▽
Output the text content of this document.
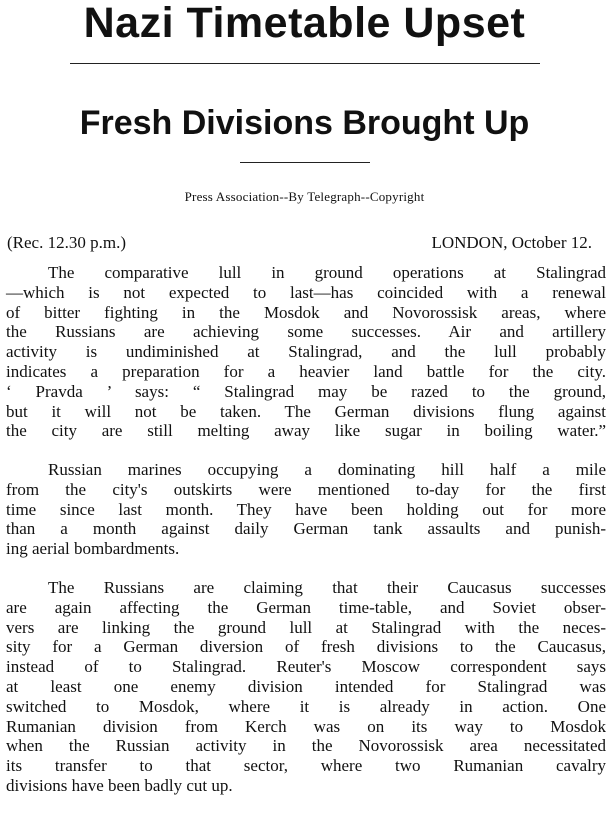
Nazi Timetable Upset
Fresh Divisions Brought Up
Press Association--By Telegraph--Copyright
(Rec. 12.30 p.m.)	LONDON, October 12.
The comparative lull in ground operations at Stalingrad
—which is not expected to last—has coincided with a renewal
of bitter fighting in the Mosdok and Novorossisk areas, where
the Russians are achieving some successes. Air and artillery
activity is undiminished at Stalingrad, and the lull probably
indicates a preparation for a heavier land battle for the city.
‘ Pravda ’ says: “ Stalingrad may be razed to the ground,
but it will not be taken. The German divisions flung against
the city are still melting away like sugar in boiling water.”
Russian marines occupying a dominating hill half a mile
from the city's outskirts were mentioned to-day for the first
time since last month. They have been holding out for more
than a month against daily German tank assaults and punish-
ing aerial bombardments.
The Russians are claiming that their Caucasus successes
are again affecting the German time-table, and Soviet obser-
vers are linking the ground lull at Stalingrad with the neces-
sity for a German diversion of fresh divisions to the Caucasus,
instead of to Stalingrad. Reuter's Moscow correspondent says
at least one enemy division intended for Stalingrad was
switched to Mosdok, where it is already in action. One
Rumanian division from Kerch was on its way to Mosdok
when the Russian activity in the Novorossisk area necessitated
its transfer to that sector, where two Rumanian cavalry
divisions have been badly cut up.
△
▽
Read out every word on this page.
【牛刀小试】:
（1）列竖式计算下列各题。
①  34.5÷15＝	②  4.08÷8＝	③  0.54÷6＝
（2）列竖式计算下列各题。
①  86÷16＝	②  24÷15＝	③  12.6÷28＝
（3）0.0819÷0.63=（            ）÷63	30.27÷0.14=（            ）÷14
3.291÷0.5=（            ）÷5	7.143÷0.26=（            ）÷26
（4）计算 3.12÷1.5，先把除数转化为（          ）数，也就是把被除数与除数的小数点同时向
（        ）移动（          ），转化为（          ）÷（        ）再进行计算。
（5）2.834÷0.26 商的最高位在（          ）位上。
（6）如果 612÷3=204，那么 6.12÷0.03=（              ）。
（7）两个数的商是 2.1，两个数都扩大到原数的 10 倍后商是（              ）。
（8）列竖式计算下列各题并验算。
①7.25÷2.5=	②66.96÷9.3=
△
- [Work to be completed]: Above are some records. Report the number of their lines that include "Russians", and add nothing else.

- [Answer to this task]: 2